**** MATERIALS PROVIDED
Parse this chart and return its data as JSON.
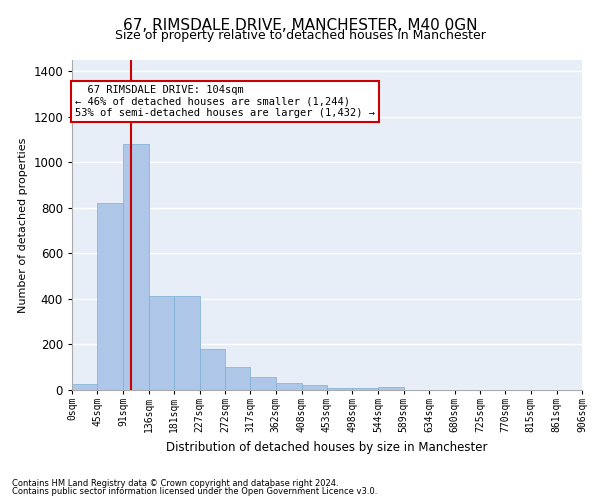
{
  "title": "67, RIMSDALE DRIVE, MANCHESTER, M40 0GN",
  "subtitle": "Size of property relative to detached houses in Manchester",
  "xlabel": "Distribution of detached houses by size in Manchester",
  "ylabel": "Number of detached properties",
  "footnote1": "Contains HM Land Registry data © Crown copyright and database right 2024.",
  "footnote2": "Contains public sector information licensed under the Open Government Licence v3.0.",
  "bar_edges": [
    0,
    45,
    91,
    136,
    181,
    227,
    272,
    317,
    362,
    408,
    453,
    498,
    544,
    589,
    634,
    680,
    725,
    770,
    815,
    861,
    906
  ],
  "bar_heights": [
    25,
    820,
    1080,
    415,
    415,
    180,
    100,
    55,
    30,
    20,
    10,
    10,
    15,
    0,
    0,
    0,
    0,
    0,
    0,
    0
  ],
  "bar_color": "#aec6e8",
  "bar_edgecolor": "#7aafd4",
  "vline_x": 104,
  "vline_color": "#cc0000",
  "ylim": [
    0,
    1450
  ],
  "annotation_text": "  67 RIMSDALE DRIVE: 104sqm\n← 46% of detached houses are smaller (1,244)\n53% of semi-detached houses are larger (1,432) →",
  "annotation_box_edgecolor": "#cc0000",
  "annotation_box_facecolor": "#ffffff",
  "tick_labels": [
    "0sqm",
    "45sqm",
    "91sqm",
    "136sqm",
    "181sqm",
    "227sqm",
    "272sqm",
    "317sqm",
    "362sqm",
    "408sqm",
    "453sqm",
    "498sqm",
    "544sqm",
    "589sqm",
    "634sqm",
    "680sqm",
    "725sqm",
    "770sqm",
    "815sqm",
    "861sqm",
    "906sqm"
  ],
  "background_color": "#e8eef7",
  "grid_color": "#ffffff",
  "title_fontsize": 11,
  "subtitle_fontsize": 9,
  "annotation_fontsize": 7.5,
  "tick_fontsize": 7,
  "ylabel_fontsize": 8,
  "xlabel_fontsize": 8.5
}
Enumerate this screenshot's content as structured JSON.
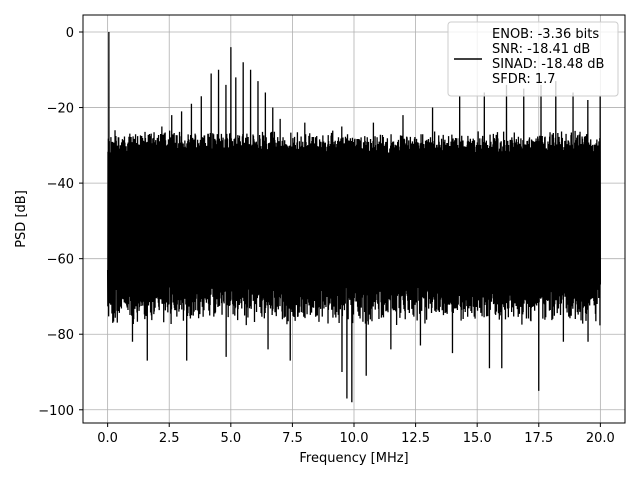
{
  "chart_data": {
    "type": "line",
    "xlabel": "Frequency [MHz]",
    "ylabel": "PSD [dB]",
    "xlim": [
      -1.0,
      21.0
    ],
    "ylim": [
      -103.5,
      4.5
    ],
    "xticks": [
      0.0,
      2.5,
      5.0,
      7.5,
      10.0,
      12.5,
      15.0,
      17.5,
      20.0
    ],
    "xtick_labels": [
      "0.0",
      "2.5",
      "5.0",
      "7.5",
      "10.0",
      "12.5",
      "15.0",
      "17.5",
      "20.0"
    ],
    "yticks": [
      0,
      -20,
      -40,
      -60,
      -80,
      -100
    ],
    "ytick_labels": [
      "0",
      "−20",
      "−40",
      "−60",
      "−80",
      "−100"
    ],
    "grid": true,
    "legend_position": "top-right",
    "legend_lines": [
      "ENOB: -3.36 bits",
      "SNR: -18.41 dB",
      "SINAD: -18.48 dB",
      "SFDR: 1.7"
    ],
    "series": [
      {
        "color": "#000000",
        "x_range": [
          0.0,
          20.0
        ],
        "fundamental": {
          "x": 0.05,
          "y": 0.0
        },
        "noise_band_top": -28,
        "noise_band_bottom": -70,
        "spurs": [
          {
            "x": 0.3,
            "y": -26
          },
          {
            "x": 1.7,
            "y": -27
          },
          {
            "x": 2.2,
            "y": -25
          },
          {
            "x": 2.6,
            "y": -22
          },
          {
            "x": 3.0,
            "y": -21
          },
          {
            "x": 3.4,
            "y": -19
          },
          {
            "x": 3.8,
            "y": -17
          },
          {
            "x": 4.2,
            "y": -11
          },
          {
            "x": 4.5,
            "y": -10
          },
          {
            "x": 4.8,
            "y": -14
          },
          {
            "x": 5.0,
            "y": -4
          },
          {
            "x": 5.2,
            "y": -12
          },
          {
            "x": 5.5,
            "y": -8
          },
          {
            "x": 5.8,
            "y": -10
          },
          {
            "x": 6.1,
            "y": -13
          },
          {
            "x": 6.4,
            "y": -16
          },
          {
            "x": 6.7,
            "y": -20
          },
          {
            "x": 7.0,
            "y": -23
          },
          {
            "x": 8.0,
            "y": -24
          },
          {
            "x": 9.5,
            "y": -25
          },
          {
            "x": 10.8,
            "y": -24
          },
          {
            "x": 12.0,
            "y": -22
          },
          {
            "x": 13.2,
            "y": -20
          },
          {
            "x": 14.3,
            "y": -17
          },
          {
            "x": 15.3,
            "y": -16
          },
          {
            "x": 16.2,
            "y": -14
          },
          {
            "x": 16.9,
            "y": -15
          },
          {
            "x": 17.6,
            "y": -14
          },
          {
            "x": 18.2,
            "y": -13
          },
          {
            "x": 18.9,
            "y": -16
          },
          {
            "x": 19.5,
            "y": -18
          },
          {
            "x": 20.0,
            "y": -17
          }
        ],
        "dips": [
          {
            "x": 0.2,
            "y": -77
          },
          {
            "x": 1.0,
            "y": -82
          },
          {
            "x": 1.6,
            "y": -87
          },
          {
            "x": 3.2,
            "y": -87
          },
          {
            "x": 4.8,
            "y": -86
          },
          {
            "x": 6.5,
            "y": -84
          },
          {
            "x": 7.4,
            "y": -87
          },
          {
            "x": 9.5,
            "y": -90
          },
          {
            "x": 9.7,
            "y": -97
          },
          {
            "x": 9.9,
            "y": -98
          },
          {
            "x": 10.5,
            "y": -91
          },
          {
            "x": 11.5,
            "y": -84
          },
          {
            "x": 12.7,
            "y": -83
          },
          {
            "x": 14.0,
            "y": -85
          },
          {
            "x": 15.5,
            "y": -89
          },
          {
            "x": 16.0,
            "y": -89
          },
          {
            "x": 17.5,
            "y": -95
          },
          {
            "x": 18.5,
            "y": -82
          },
          {
            "x": 19.5,
            "y": -82
          }
        ]
      }
    ]
  }
}
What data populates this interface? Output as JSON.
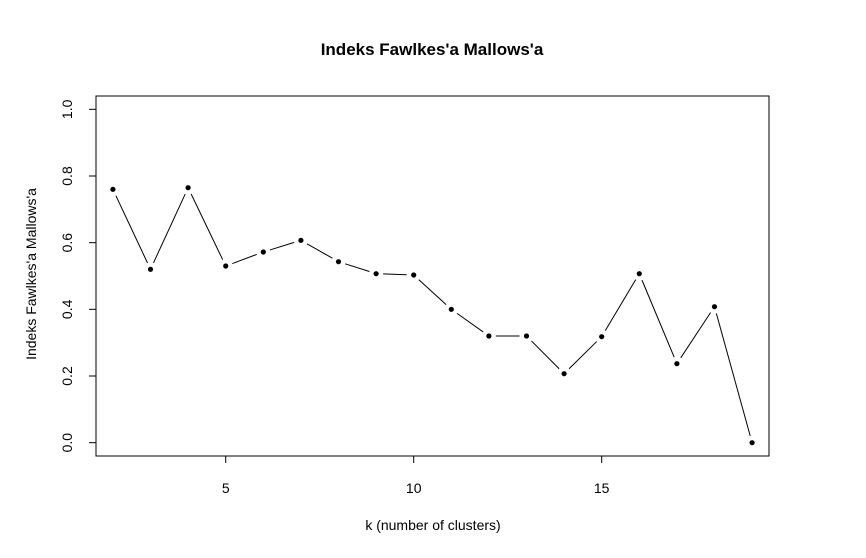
{
  "chart_data": {
    "type": "line",
    "title": "Indeks Fawlkes'a Mallows'a",
    "xlabel": "k (number of clusters)",
    "ylabel": "Indeks Fawlkes'a Mallows'a",
    "x": [
      2,
      3,
      4,
      5,
      6,
      7,
      8,
      9,
      10,
      11,
      12,
      13,
      14,
      15,
      16,
      17,
      18,
      19
    ],
    "series": [
      {
        "values": [
          0.76,
          0.52,
          0.765,
          0.53,
          0.572,
          0.607,
          0.543,
          0.507,
          0.503,
          0.4,
          0.32,
          0.32,
          0.207,
          0.318,
          0.507,
          0.237,
          0.408,
          0.0
        ]
      }
    ],
    "xlim": [
      1.55,
      19.45
    ],
    "ylim": [
      -0.04,
      1.04
    ],
    "xticks": [
      "5",
      "10",
      "15"
    ],
    "xtick_values": [
      5,
      10,
      15
    ],
    "yticks": [
      "0.0",
      "0.2",
      "0.4",
      "0.6",
      "0.8",
      "1.0"
    ],
    "ytick_values": [
      0,
      0.2,
      0.4,
      0.6,
      0.8,
      1.0
    ],
    "grid": false,
    "line_color": "#000000",
    "point_color": "#000000"
  }
}
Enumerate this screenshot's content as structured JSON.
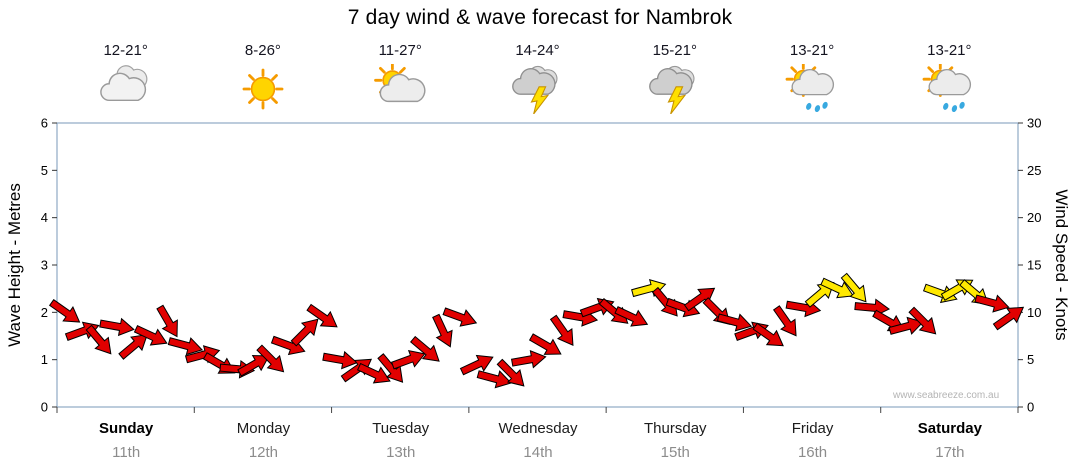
{
  "title": "7 day wind & wave forecast for Nambrok",
  "watermark": "www.seabreeze.com.au",
  "left_axis": {
    "label": "Wave Height - Metres",
    "min": 0,
    "max": 6,
    "ticks": [
      0,
      1,
      2,
      3,
      4,
      5,
      6
    ]
  },
  "right_axis": {
    "label": "Wind Speed - Knots",
    "min": 0,
    "max": 30,
    "ticks": [
      0,
      5,
      10,
      15,
      20,
      25,
      30
    ]
  },
  "days": [
    {
      "name": "Sunday",
      "date": "11th",
      "temp": "12-21°",
      "icon": "cloudy",
      "weekend": true
    },
    {
      "name": "Monday",
      "date": "12th",
      "temp": "8-26°",
      "icon": "sunny",
      "weekend": false
    },
    {
      "name": "Tuesday",
      "date": "13th",
      "temp": "11-27°",
      "icon": "sun-cloud",
      "weekend": false
    },
    {
      "name": "Wednesday",
      "date": "14th",
      "temp": "14-24°",
      "icon": "thunderstorm",
      "weekend": false
    },
    {
      "name": "Thursday",
      "date": "15th",
      "temp": "15-21°",
      "icon": "thunderstorm",
      "weekend": false
    },
    {
      "name": "Friday",
      "date": "16th",
      "temp": "13-21°",
      "icon": "sun-cloud-rain",
      "weekend": false
    },
    {
      "name": "Saturday",
      "date": "17th",
      "temp": "13-21°",
      "icon": "sun-cloud-rain",
      "weekend": true
    }
  ],
  "chart_data": {
    "type": "wind-arrows",
    "title": "7 day wind & wave forecast for Nambrok",
    "x_description": "3-hourly intervals from Sunday 11th to Saturday 17th (8 points per day)",
    "y_left_unit": "metres",
    "y_right_unit": "knots",
    "ylim_left": [
      0,
      6
    ],
    "ylim_right": [
      0,
      30
    ],
    "grid": false,
    "legend": "none",
    "strong_wind_threshold_knots": 12,
    "colors": {
      "normal": "#e10000",
      "strong": "#ffe800",
      "outline": "#000000",
      "axis": "#8fa9c4"
    },
    "series": [
      {
        "name": "Wind speed (knots)",
        "values": [
          10,
          8,
          7,
          8.5,
          6.5,
          7.5,
          9,
          6.5,
          5.5,
          4.5,
          4,
          4.5,
          5,
          6.5,
          8,
          9.5,
          5,
          4,
          3.5,
          4,
          5,
          6,
          8,
          9.5,
          4.5,
          3,
          3.5,
          5,
          6.5,
          8,
          9.5,
          10.5,
          10,
          9.5,
          12.5,
          11,
          10.5,
          11.5,
          10,
          9,
          8,
          7.5,
          9,
          10.5,
          12,
          12.5,
          12.5,
          10.5,
          9,
          8.5,
          9,
          12,
          12.5,
          12,
          11,
          9.5
        ],
        "directions_deg": [
          35,
          -20,
          50,
          10,
          -40,
          25,
          60,
          15,
          -15,
          30,
          5,
          -30,
          45,
          20,
          -45,
          35,
          10,
          -35,
          25,
          50,
          -20,
          40,
          65,
          20,
          -25,
          15,
          45,
          -10,
          30,
          55,
          10,
          -20,
          40,
          25,
          -15,
          50,
          20,
          -35,
          45,
          15,
          -20,
          35,
          55,
          10,
          -40,
          25,
          50,
          5,
          30,
          -15,
          45,
          20,
          -30,
          40,
          15,
          -35
        ]
      }
    ]
  }
}
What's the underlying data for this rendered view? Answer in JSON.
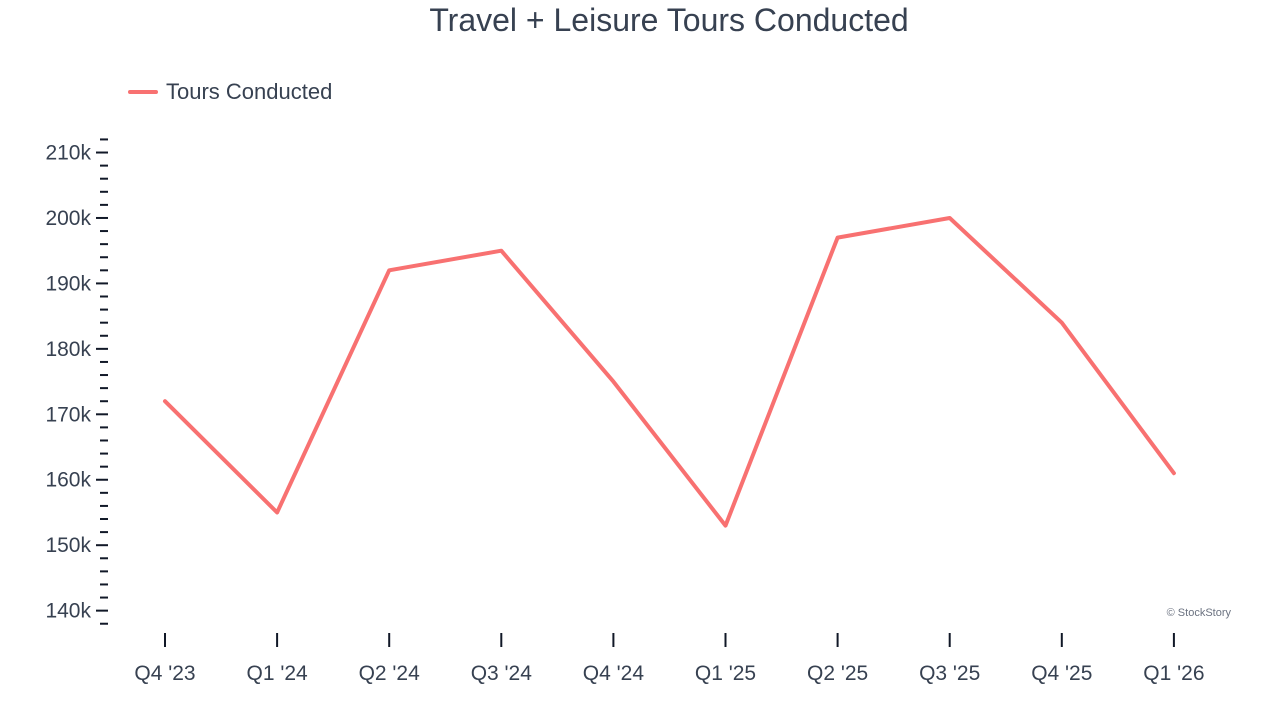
{
  "chart_data": {
    "type": "line",
    "title": "Travel + Leisure Tours Conducted",
    "xlabel": "",
    "ylabel": "",
    "categories": [
      "Q4 '23",
      "Q1 '24",
      "Q2 '24",
      "Q3 '24",
      "Q4 '24",
      "Q1 '25",
      "Q2 '25",
      "Q3 '25",
      "Q4 '25",
      "Q1 '26"
    ],
    "series": [
      {
        "name": "Tours Conducted",
        "color": "#f87171",
        "values": [
          172000,
          155000,
          192000,
          195000,
          175000,
          153000,
          197000,
          200000,
          184000,
          161000
        ]
      }
    ],
    "y_ticks": [
      140000,
      150000,
      160000,
      170000,
      180000,
      190000,
      200000,
      210000
    ],
    "y_tick_labels": [
      "140k",
      "150k",
      "160k",
      "170k",
      "180k",
      "190k",
      "200k",
      "210k"
    ],
    "ylim": [
      137500,
      213900
    ],
    "legend_position": "top-left",
    "grid": false
  },
  "watermark": "© StockStory"
}
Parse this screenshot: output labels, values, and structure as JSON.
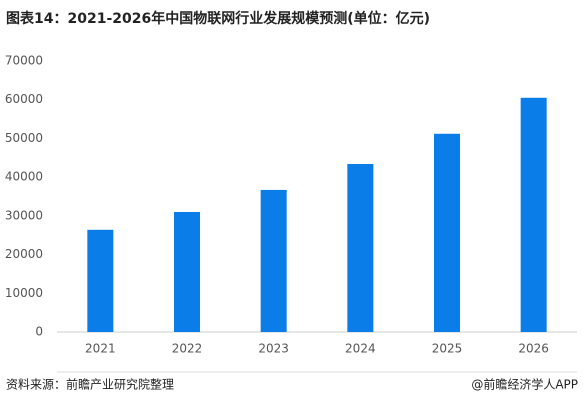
{
  "chart_data": {
    "type": "bar",
    "title": "图表14：2021-2026年中国物联网行业发展规模预测(单位：亿元)",
    "categories": [
      "2021",
      "2022",
      "2023",
      "2024",
      "2025",
      "2026"
    ],
    "values": [
      26400,
      31000,
      36700,
      43400,
      51200,
      60500
    ],
    "color": "#0a7de8",
    "ylim": [
      0,
      70000
    ],
    "yticks": [
      0,
      10000,
      20000,
      30000,
      40000,
      50000,
      60000,
      70000
    ],
    "grid": false,
    "source": "资料来源：前瞻产业研究院整理",
    "credit": "@前瞻经济学人APP"
  }
}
********
JOB
Beginning with the line that contains "What's the underlying", repeat every remaining line of the data exactly, the last line included, and omit pictures.

EXERCISE OUTPUT
What's the underlying data for this rendered view? Answer in JSON.
{
  "chart_data": {
    "type": "line",
    "title": "Travel + Leisure Tours Conducted",
    "xlabel": "",
    "ylabel": "",
    "categories": [
      "Q4 '23",
      "Q1 '24",
      "Q2 '24",
      "Q3 '24",
      "Q4 '24",
      "Q1 '25",
      "Q2 '25",
      "Q3 '25",
      "Q4 '25",
      "Q1 '26"
    ],
    "series": [
      {
        "name": "Tours Conducted",
        "color": "#f87171",
        "values": [
          172000,
          155000,
          192000,
          195000,
          175000,
          153000,
          197000,
          200000,
          184000,
          161000
        ]
      }
    ],
    "y_ticks": [
      140000,
      150000,
      160000,
      170000,
      180000,
      190000,
      200000,
      210000
    ],
    "y_tick_labels": [
      "140k",
      "150k",
      "160k",
      "170k",
      "180k",
      "190k",
      "200k",
      "210k"
    ],
    "ylim": [
      137500,
      213900
    ],
    "legend_position": "top-left",
    "grid": false
  },
  "watermark": "© StockStory"
}
Parse this screenshot: output labels, values, and structure as JSON.
{
  "chart_data": {
    "type": "bar",
    "title": "图表14：2021-2026年中国物联网行业发展规模预测(单位：亿元)",
    "categories": [
      "2021",
      "2022",
      "2023",
      "2024",
      "2025",
      "2026"
    ],
    "values": [
      26400,
      31000,
      36700,
      43400,
      51200,
      60500
    ],
    "color": "#0a7de8",
    "ylim": [
      0,
      70000
    ],
    "yticks": [
      0,
      10000,
      20000,
      30000,
      40000,
      50000,
      60000,
      70000
    ],
    "grid": false,
    "source": "资料来源：前瞻产业研究院整理",
    "credit": "@前瞻经济学人APP"
  }
}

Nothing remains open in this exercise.